Stored items from a collection

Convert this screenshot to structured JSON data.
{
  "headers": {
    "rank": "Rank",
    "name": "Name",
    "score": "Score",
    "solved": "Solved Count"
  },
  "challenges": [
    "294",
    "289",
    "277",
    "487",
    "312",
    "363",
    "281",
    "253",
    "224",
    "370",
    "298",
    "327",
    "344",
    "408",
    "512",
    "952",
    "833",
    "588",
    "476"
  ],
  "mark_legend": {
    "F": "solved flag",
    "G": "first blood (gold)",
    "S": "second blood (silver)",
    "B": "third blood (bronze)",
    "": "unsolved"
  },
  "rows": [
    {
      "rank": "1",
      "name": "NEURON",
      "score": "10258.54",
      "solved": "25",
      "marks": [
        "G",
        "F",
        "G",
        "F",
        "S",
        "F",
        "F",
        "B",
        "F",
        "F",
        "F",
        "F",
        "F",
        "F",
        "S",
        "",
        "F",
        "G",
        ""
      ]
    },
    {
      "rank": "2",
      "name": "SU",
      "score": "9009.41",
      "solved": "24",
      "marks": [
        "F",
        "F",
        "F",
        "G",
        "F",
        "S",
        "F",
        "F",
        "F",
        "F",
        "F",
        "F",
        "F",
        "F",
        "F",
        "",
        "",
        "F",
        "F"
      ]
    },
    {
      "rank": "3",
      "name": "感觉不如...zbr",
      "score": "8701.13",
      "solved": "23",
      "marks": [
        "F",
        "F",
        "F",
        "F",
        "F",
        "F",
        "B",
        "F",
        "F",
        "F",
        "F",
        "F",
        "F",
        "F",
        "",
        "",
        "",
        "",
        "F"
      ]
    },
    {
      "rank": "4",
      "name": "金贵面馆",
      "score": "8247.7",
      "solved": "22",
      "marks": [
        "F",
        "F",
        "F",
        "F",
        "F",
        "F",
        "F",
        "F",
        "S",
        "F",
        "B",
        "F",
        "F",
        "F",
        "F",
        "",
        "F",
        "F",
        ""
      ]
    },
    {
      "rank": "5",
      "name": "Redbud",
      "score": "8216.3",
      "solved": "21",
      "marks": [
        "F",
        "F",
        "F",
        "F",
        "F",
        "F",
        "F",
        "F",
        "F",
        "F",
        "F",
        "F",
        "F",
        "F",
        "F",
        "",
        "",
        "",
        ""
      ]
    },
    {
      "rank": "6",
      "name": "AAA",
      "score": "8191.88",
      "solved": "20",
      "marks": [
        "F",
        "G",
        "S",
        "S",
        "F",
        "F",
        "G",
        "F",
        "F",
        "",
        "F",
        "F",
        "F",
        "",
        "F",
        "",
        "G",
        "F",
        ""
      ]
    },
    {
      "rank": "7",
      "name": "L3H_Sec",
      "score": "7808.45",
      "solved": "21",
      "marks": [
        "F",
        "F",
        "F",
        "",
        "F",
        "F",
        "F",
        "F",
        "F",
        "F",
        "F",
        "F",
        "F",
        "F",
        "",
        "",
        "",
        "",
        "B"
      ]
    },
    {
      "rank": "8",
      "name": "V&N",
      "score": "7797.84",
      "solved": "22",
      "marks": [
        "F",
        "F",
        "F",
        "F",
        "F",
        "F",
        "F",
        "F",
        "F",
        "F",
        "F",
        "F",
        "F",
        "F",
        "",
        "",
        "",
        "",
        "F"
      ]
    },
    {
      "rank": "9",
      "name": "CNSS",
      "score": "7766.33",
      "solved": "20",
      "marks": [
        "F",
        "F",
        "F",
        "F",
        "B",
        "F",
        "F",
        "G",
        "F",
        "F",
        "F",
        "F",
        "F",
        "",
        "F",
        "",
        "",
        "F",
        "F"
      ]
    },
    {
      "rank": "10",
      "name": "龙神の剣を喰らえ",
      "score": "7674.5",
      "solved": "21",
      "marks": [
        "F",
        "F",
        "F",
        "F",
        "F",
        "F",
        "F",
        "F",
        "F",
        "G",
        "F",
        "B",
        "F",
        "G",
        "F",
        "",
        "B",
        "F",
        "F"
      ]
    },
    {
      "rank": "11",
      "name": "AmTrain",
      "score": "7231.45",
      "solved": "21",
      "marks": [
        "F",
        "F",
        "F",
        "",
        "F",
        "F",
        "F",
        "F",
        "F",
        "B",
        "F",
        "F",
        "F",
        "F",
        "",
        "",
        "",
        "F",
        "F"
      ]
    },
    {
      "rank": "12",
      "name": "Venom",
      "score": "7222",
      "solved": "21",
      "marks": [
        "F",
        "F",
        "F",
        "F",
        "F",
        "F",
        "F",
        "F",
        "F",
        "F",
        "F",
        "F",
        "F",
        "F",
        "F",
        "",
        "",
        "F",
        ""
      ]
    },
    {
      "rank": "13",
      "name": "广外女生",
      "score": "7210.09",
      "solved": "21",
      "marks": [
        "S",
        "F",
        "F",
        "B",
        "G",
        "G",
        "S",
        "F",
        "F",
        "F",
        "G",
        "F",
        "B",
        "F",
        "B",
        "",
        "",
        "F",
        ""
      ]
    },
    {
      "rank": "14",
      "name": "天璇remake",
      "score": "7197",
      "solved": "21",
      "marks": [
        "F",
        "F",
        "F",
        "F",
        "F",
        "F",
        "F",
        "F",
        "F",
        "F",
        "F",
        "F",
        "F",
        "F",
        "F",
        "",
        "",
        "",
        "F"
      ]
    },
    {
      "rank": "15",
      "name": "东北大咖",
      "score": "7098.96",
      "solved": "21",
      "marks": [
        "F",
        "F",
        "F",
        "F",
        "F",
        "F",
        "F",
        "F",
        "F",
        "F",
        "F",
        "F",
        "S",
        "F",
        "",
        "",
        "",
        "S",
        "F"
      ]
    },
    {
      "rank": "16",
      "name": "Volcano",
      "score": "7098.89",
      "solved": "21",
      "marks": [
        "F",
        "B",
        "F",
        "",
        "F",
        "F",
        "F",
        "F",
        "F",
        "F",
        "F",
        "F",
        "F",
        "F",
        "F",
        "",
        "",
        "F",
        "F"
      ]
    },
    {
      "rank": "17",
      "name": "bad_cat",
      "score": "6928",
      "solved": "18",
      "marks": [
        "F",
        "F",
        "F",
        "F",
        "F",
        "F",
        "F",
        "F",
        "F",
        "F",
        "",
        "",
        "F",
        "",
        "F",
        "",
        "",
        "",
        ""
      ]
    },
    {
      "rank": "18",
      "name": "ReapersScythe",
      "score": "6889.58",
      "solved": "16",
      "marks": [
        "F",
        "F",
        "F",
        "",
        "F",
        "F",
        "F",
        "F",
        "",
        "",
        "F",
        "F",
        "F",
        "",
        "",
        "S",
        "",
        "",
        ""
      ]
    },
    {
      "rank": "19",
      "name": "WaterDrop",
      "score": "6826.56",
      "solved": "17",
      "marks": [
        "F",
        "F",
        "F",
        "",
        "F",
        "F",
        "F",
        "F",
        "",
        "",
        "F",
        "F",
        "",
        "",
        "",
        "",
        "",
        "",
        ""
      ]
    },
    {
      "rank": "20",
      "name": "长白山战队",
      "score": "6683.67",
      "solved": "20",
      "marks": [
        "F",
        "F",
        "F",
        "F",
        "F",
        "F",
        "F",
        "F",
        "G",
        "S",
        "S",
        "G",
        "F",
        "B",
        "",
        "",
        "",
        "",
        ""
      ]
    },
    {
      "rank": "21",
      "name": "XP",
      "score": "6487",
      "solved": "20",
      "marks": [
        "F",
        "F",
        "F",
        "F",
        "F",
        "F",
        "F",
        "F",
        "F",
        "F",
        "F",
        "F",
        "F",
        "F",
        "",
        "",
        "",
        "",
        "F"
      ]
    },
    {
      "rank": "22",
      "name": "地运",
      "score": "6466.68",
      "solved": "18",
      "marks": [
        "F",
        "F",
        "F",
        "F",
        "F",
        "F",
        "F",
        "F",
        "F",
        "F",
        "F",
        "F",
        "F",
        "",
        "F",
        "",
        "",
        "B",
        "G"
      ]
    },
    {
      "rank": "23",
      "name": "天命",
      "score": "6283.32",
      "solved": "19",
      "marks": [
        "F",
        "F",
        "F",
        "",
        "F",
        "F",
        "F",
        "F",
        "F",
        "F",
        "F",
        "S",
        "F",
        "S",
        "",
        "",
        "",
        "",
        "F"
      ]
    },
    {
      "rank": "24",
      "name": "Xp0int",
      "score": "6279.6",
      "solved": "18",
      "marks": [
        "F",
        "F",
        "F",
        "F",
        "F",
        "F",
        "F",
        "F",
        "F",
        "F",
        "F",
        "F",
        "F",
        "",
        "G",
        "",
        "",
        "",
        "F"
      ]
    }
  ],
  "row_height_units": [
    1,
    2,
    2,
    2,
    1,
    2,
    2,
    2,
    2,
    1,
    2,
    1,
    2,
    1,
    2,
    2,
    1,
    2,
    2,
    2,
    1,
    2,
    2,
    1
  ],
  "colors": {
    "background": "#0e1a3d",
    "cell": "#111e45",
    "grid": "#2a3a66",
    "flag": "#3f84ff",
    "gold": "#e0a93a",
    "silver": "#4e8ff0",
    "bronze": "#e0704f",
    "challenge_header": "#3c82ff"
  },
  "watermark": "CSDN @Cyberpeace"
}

-- Task goal --
Where a line in the material contains "blood", copy that line.

-- Expected answer --
    "G": "first blood (gold)",
    "S": "second blood (silver)",
    "B": "third blood (bronze)",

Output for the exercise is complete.